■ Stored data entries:
____

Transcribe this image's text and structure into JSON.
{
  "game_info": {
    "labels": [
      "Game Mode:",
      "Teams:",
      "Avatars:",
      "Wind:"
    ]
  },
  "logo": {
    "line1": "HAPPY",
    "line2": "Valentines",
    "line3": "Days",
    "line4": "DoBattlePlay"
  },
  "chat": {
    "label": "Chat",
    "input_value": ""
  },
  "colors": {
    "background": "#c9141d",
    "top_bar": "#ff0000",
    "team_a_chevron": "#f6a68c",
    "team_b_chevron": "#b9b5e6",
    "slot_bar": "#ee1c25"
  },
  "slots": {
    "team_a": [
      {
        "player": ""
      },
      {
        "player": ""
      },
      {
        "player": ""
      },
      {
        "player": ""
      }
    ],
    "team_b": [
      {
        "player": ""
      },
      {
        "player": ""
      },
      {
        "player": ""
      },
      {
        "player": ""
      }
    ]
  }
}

____

■ AIM: Your task is to return the full listing exactly as it was given.

■ TASK SOLUTION:
Transcribe this image's text and structure into JSON.
{
  "game_info": {
    "labels": [
      "Game Mode:",
      "Teams:",
      "Avatars:",
      "Wind:"
    ]
  },
  "logo": {
    "line1": "HAPPY",
    "line2": "Valentines",
    "line3": "Days",
    "line4": "DoBattlePlay"
  },
  "chat": {
    "label": "Chat",
    "input_value": ""
  },
  "colors": {
    "background": "#c9141d",
    "top_bar": "#ff0000",
    "team_a_chevron": "#f6a68c",
    "team_b_chevron": "#b9b5e6",
    "slot_bar": "#ee1c25"
  },
  "slots": {
    "team_a": [
      {
        "player": ""
      },
      {
        "player": ""
      },
      {
        "player": ""
      },
      {
        "player": ""
      }
    ],
    "team_b": [
      {
        "player": ""
      },
      {
        "player": ""
      },
      {
        "player": ""
      },
      {
        "player": ""
      }
    ]
  }
}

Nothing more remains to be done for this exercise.